◆ What you need to do ◆
Copy the entries below exactly. Images do not belong in the copy.

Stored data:
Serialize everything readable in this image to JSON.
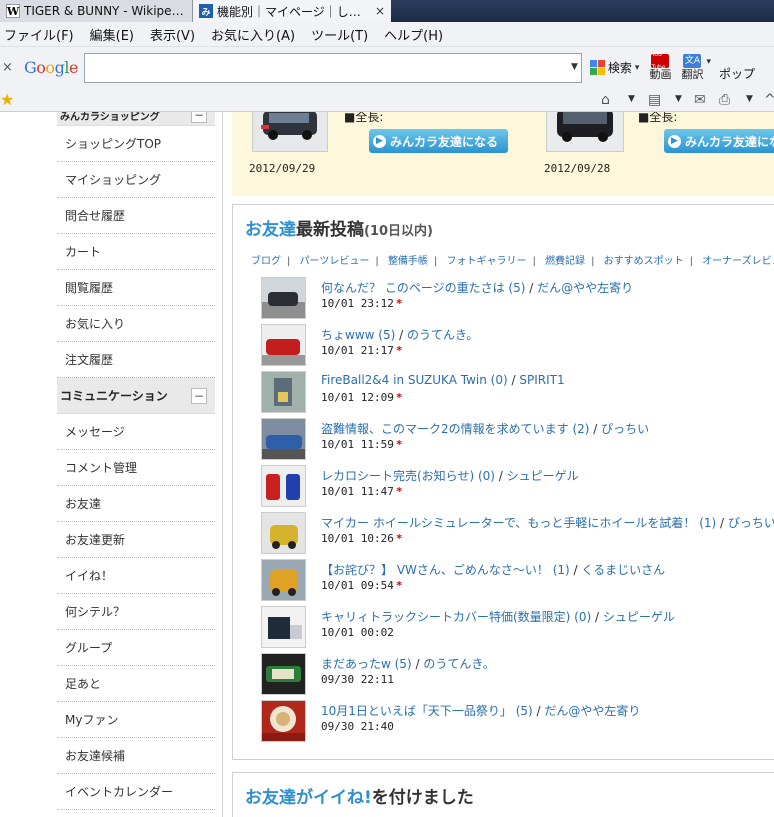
{
  "tabs": [
    {
      "label": "TIGER & BUNNY - Wikipedia",
      "favicon": "W",
      "active": false
    },
    {
      "label": "機能別｜マイページ｜しう...",
      "favicon": "み",
      "active": true,
      "close": "×"
    }
  ],
  "menu": [
    "ファイル(F)",
    "編集(E)",
    "表示(V)",
    "お気に入り(A)",
    "ツール(T)",
    "ヘルプ(H)"
  ],
  "toolbar": {
    "close": "×",
    "logo": [
      "G",
      "o",
      "o",
      "g",
      "l",
      "e"
    ],
    "search_label": "検索",
    "video_label": "動画",
    "video_icon": "You Tube",
    "translate_label": "翻訳",
    "popup_label": "ポップ"
  },
  "sidebar": {
    "top_head": "みんカラショッピング",
    "shop_items": [
      "ショッピングTOP",
      "マイショッピング",
      "問合せ履歴",
      "カート",
      "閲覧履歴",
      "お気に入り",
      "注文履歴"
    ],
    "comm_head": "コミュニケーション",
    "comm_items": [
      "メッセージ",
      "コメント管理",
      "お友達",
      "お友達更新",
      "イイね！",
      "何シテル？",
      "グループ",
      "足あと",
      "Myファン",
      "お友達候補",
      "イベントカレンダー"
    ],
    "minus": "−"
  },
  "suggest": [
    {
      "date": "2012/09/29",
      "text": "■全長:",
      "button": "みんカラ友達になる"
    },
    {
      "date": "2012/09/28",
      "text": "■全長:",
      "button": "みんカラ友達にな"
    }
  ],
  "friends_posts": {
    "title_blue": "お友達",
    "title_dark": "最新投稿",
    "title_small": "(10日以内)",
    "links": [
      "ブログ",
      "パーツレビュー",
      "整備手帳",
      "フォトギャラリー",
      "燃費記録",
      "おすすめスポット",
      "オーナーズレビュー･評価"
    ],
    "posts": [
      {
        "title": "何なんだ？ このページの重たさは (5)",
        "author": "だん@やや左寄り",
        "date": "10/01 23:12",
        "new": "*"
      },
      {
        "title": "ちょwww (5)",
        "author": "のうてんき。",
        "date": "10/01 21:17",
        "new": "*"
      },
      {
        "title": "FireBall2&4 in SUZUKA Twin (0)",
        "author": "SPIRIT1",
        "date": "10/01 12:09",
        "new": "*"
      },
      {
        "title": "盗難情報、このマーク2の情報を求めています (2)",
        "author": "ぴっちい",
        "date": "10/01 11:59",
        "new": "*"
      },
      {
        "title": "レカロシート完売(お知らせ) (0)",
        "author": "シュピーゲル",
        "date": "10/01 11:47",
        "new": "*"
      },
      {
        "title": "マイカー ホイールシミュレーターで、もっと手軽にホイールを試着！ (1)",
        "author": "ぴっちい",
        "date": "10/01 10:26",
        "new": "*"
      },
      {
        "title": "【お詫び？】 VWさん、ごめんなさ〜い！ (1)",
        "author": "くるまじいさん",
        "date": "10/01 09:54",
        "new": "*"
      },
      {
        "title": "キャリィトラックシートカバー特価(数量限定) (0)",
        "author": "シュピーゲル",
        "date": "10/01 00:02",
        "new": ""
      },
      {
        "title": "まだあったw (5)",
        "author": "のうてんき。",
        "date": "09/30 22:11",
        "new": ""
      },
      {
        "title": "10月1日といえば「天下一品祭り」 (5)",
        "author": "だん@やや左寄り",
        "date": "09/30 21:40",
        "new": ""
      }
    ]
  },
  "likes_panel": {
    "title_blue": "お友達がイイね!",
    "title_dark": "を付けました"
  }
}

◆ Output for this exercise ◆
Serialize everything readable in this image to JSON.
{
  "tabs": [
    {
      "label": "TIGER & BUNNY - Wikipedia",
      "favicon": "W",
      "active": false
    },
    {
      "label": "機能別｜マイページ｜しう...",
      "favicon": "み",
      "active": true,
      "close": "×"
    }
  ],
  "menu": [
    "ファイル(F)",
    "編集(E)",
    "表示(V)",
    "お気に入り(A)",
    "ツール(T)",
    "ヘルプ(H)"
  ],
  "toolbar": {
    "close": "×",
    "logo": [
      "G",
      "o",
      "o",
      "g",
      "l",
      "e"
    ],
    "search_label": "検索",
    "video_label": "動画",
    "video_icon": "You Tube",
    "translate_label": "翻訳",
    "popup_label": "ポップ"
  },
  "sidebar": {
    "top_head": "みんカラショッピング",
    "shop_items": [
      "ショッピングTOP",
      "マイショッピング",
      "問合せ履歴",
      "カート",
      "閲覧履歴",
      "お気に入り",
      "注文履歴"
    ],
    "comm_head": "コミュニケーション",
    "comm_items": [
      "メッセージ",
      "コメント管理",
      "お友達",
      "お友達更新",
      "イイね！",
      "何シテル？",
      "グループ",
      "足あと",
      "Myファン",
      "お友達候補",
      "イベントカレンダー"
    ],
    "minus": "−"
  },
  "suggest": [
    {
      "date": "2012/09/29",
      "text": "■全長:",
      "button": "みんカラ友達になる"
    },
    {
      "date": "2012/09/28",
      "text": "■全長:",
      "button": "みんカラ友達にな"
    }
  ],
  "friends_posts": {
    "title_blue": "お友達",
    "title_dark": "最新投稿",
    "title_small": "(10日以内)",
    "links": [
      "ブログ",
      "パーツレビュー",
      "整備手帳",
      "フォトギャラリー",
      "燃費記録",
      "おすすめスポット",
      "オーナーズレビュー･評価"
    ],
    "posts": [
      {
        "title": "何なんだ？ このページの重たさは (5)",
        "author": "だん@やや左寄り",
        "date": "10/01 23:12",
        "new": "*"
      },
      {
        "title": "ちょwww (5)",
        "author": "のうてんき。",
        "date": "10/01 21:17",
        "new": "*"
      },
      {
        "title": "FireBall2&4 in SUZUKA Twin (0)",
        "author": "SPIRIT1",
        "date": "10/01 12:09",
        "new": "*"
      },
      {
        "title": "盗難情報、このマーク2の情報を求めています (2)",
        "author": "ぴっちい",
        "date": "10/01 11:59",
        "new": "*"
      },
      {
        "title": "レカロシート完売(お知らせ) (0)",
        "author": "シュピーゲル",
        "date": "10/01 11:47",
        "new": "*"
      },
      {
        "title": "マイカー ホイールシミュレーターで、もっと手軽にホイールを試着！ (1)",
        "author": "ぴっちい",
        "date": "10/01 10:26",
        "new": "*"
      },
      {
        "title": "【お詫び？】 VWさん、ごめんなさ〜い！ (1)",
        "author": "くるまじいさん",
        "date": "10/01 09:54",
        "new": "*"
      },
      {
        "title": "キャリィトラックシートカバー特価(数量限定) (0)",
        "author": "シュピーゲル",
        "date": "10/01 00:02",
        "new": ""
      },
      {
        "title": "まだあったw (5)",
        "author": "のうてんき。",
        "date": "09/30 22:11",
        "new": ""
      },
      {
        "title": "10月1日といえば「天下一品祭り」 (5)",
        "author": "だん@やや左寄り",
        "date": "09/30 21:40",
        "new": ""
      }
    ]
  },
  "likes_panel": {
    "title_blue": "お友達がイイね!",
    "title_dark": "を付けました"
  }
}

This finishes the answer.